__PROBLEM TO WORK ON__
Extract every line that contains the word "High".

__EXCERPTED DATA__
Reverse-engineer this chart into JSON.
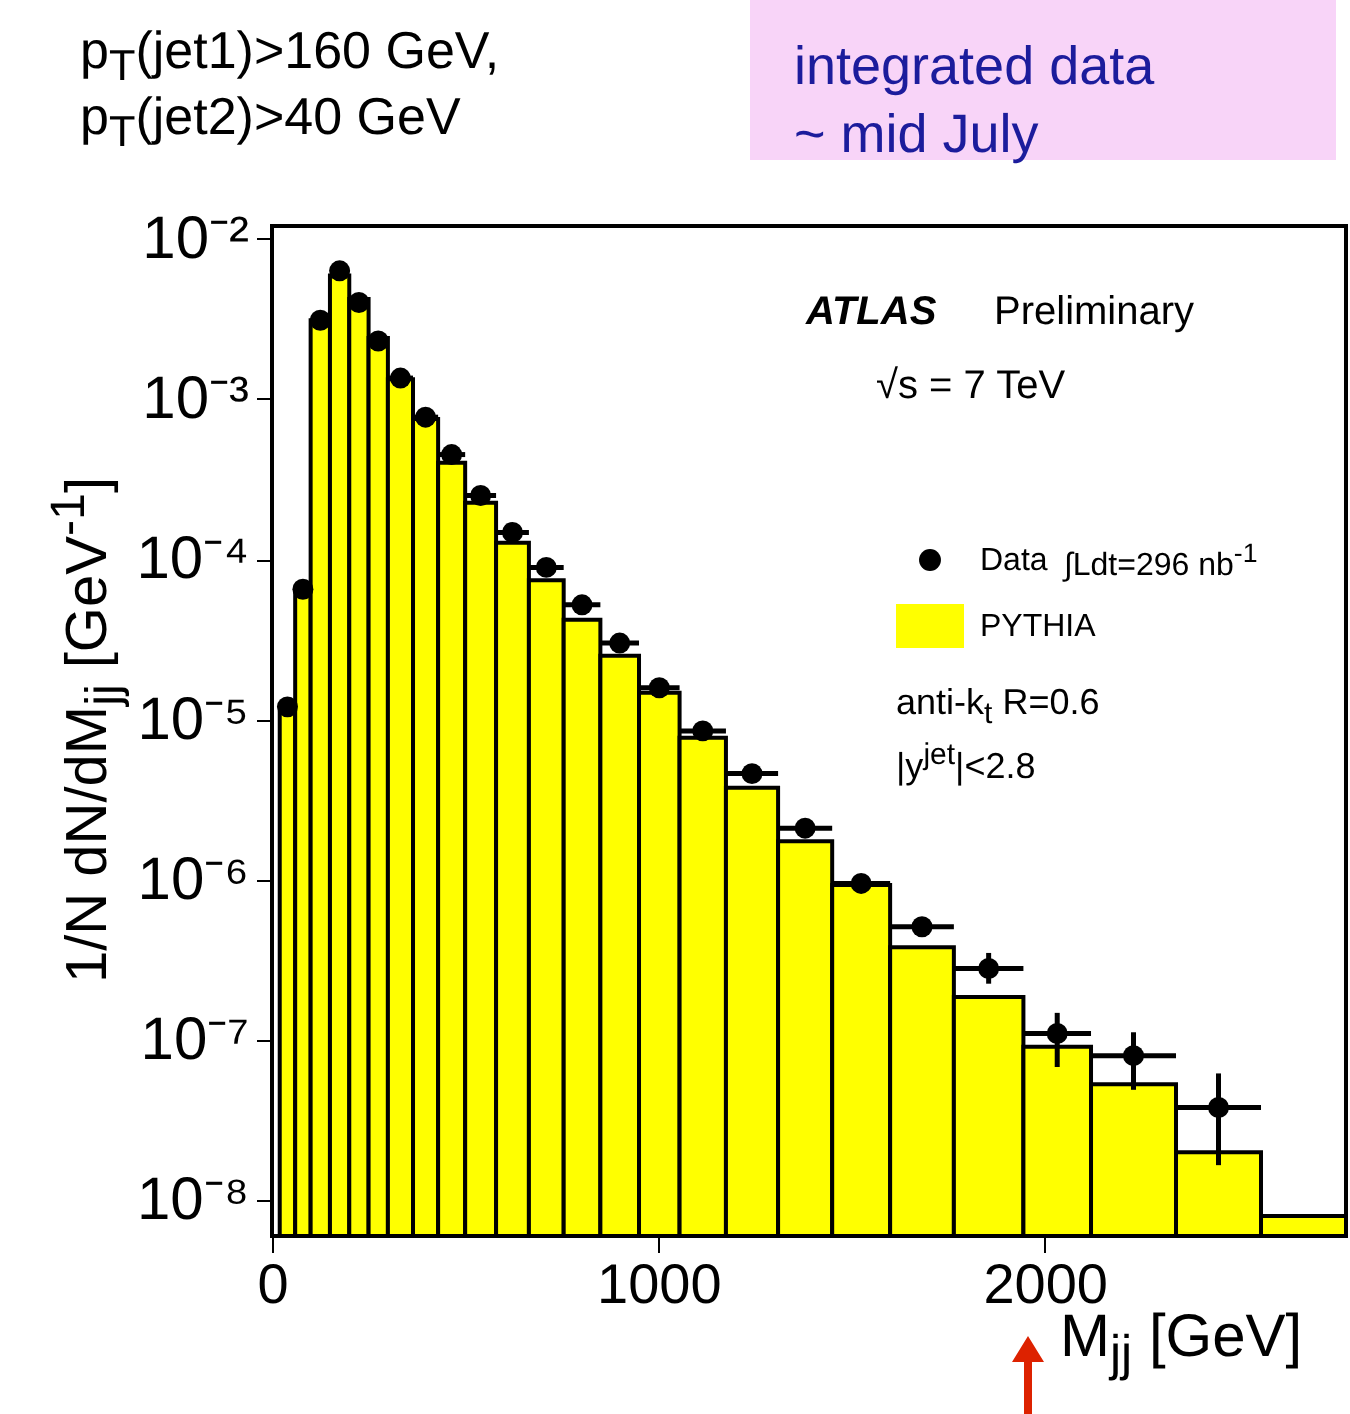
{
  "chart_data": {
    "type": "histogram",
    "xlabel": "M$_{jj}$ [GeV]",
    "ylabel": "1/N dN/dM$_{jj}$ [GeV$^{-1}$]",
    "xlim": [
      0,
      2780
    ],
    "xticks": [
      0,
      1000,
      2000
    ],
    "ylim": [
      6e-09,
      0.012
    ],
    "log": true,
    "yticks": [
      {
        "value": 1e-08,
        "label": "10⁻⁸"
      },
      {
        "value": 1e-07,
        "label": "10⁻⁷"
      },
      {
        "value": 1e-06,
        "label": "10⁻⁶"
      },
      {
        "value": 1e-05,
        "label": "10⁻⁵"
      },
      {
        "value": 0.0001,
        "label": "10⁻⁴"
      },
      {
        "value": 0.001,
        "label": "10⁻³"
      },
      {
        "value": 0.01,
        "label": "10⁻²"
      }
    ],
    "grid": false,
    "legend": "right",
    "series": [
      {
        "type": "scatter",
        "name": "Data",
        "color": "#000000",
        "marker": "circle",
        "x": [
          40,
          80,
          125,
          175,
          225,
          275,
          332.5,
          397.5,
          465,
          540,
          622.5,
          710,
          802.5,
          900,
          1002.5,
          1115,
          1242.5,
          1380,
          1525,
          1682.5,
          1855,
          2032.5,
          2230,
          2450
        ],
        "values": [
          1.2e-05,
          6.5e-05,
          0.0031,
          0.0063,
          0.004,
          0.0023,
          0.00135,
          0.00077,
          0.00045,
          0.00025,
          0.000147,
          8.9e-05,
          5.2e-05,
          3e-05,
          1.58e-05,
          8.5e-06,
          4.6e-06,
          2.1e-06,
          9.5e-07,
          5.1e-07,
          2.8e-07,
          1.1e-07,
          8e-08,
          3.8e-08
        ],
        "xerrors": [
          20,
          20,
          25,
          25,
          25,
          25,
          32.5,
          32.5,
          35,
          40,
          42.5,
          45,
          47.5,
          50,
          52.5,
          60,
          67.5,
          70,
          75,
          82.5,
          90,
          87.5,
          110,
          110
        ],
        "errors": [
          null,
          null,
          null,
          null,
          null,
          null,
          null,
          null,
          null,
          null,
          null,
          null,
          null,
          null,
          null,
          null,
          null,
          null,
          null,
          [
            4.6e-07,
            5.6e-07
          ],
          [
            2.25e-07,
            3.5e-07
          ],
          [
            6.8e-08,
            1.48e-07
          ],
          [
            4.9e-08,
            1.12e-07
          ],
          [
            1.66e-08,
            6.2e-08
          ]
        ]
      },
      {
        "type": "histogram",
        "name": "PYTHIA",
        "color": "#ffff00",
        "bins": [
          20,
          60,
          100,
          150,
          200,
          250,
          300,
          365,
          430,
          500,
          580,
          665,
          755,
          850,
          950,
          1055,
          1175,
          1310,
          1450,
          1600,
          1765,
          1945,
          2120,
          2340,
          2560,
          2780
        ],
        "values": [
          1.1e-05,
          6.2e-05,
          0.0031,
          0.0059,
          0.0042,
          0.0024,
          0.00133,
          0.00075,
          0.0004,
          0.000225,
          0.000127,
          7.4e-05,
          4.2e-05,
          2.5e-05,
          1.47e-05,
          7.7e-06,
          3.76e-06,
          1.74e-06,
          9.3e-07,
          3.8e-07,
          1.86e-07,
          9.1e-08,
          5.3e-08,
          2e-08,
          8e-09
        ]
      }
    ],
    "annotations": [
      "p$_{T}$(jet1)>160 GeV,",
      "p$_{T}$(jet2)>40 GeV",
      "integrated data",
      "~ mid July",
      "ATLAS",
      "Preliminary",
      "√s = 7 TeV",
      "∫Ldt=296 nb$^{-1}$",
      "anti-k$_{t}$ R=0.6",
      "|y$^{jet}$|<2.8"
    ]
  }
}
==
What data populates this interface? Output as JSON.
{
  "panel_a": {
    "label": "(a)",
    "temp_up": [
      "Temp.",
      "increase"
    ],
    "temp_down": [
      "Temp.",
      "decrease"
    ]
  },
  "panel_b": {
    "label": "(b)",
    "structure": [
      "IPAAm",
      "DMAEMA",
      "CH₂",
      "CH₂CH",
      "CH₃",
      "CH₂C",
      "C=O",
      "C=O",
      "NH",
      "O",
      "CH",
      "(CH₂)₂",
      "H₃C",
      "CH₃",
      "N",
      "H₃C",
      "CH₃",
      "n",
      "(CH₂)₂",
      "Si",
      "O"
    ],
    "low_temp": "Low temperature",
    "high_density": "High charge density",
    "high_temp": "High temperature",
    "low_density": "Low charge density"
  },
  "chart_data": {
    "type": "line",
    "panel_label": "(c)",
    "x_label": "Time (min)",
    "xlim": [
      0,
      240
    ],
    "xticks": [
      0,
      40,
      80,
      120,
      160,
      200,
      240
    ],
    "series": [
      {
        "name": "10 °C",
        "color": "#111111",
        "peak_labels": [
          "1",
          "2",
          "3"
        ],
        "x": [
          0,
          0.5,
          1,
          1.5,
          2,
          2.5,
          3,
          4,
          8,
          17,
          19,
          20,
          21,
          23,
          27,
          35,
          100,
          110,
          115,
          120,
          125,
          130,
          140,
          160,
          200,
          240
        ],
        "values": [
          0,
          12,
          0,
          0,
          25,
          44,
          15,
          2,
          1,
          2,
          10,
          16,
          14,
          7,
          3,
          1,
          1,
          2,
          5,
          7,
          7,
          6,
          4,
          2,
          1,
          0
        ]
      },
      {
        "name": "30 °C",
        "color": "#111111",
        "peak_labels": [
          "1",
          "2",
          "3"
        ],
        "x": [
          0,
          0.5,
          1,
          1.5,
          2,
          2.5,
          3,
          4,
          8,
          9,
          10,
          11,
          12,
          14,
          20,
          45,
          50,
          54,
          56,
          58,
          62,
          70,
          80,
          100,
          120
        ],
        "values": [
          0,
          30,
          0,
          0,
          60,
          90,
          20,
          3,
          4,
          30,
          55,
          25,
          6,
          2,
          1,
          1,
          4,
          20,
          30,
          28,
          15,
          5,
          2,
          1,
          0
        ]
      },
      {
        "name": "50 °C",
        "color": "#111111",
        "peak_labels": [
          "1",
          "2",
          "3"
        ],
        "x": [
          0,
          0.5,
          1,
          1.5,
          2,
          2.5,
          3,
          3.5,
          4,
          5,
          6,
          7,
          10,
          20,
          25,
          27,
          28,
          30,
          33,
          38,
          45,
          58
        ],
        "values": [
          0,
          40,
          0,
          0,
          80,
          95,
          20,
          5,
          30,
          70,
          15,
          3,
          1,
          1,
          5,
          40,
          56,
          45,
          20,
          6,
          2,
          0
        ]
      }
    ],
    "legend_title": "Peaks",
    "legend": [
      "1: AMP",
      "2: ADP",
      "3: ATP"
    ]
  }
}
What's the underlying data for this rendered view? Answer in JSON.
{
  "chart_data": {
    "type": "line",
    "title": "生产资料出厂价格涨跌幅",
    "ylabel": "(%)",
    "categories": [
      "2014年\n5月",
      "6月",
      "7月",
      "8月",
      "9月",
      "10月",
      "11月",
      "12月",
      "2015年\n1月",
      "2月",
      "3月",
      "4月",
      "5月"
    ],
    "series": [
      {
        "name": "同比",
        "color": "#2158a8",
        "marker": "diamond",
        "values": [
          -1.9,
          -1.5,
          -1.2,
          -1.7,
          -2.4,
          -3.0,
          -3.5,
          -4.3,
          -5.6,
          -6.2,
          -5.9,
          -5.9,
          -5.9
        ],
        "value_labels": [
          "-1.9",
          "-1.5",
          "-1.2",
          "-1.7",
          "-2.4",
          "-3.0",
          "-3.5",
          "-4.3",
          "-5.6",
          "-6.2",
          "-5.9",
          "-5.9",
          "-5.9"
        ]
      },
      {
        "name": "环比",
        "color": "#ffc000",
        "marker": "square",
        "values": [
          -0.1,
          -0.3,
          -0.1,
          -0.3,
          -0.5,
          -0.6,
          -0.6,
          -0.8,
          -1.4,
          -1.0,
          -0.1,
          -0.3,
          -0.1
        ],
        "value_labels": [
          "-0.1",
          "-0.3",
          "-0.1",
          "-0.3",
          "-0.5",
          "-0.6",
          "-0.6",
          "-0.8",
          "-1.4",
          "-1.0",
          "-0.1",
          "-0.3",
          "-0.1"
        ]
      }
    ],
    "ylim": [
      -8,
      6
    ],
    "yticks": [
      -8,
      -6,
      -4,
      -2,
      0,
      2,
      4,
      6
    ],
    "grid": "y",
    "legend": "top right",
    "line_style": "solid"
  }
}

__RESPONSE TO THE EXERCISE__
    "high_density": "High charge density",
    "high_temp": "High temperature",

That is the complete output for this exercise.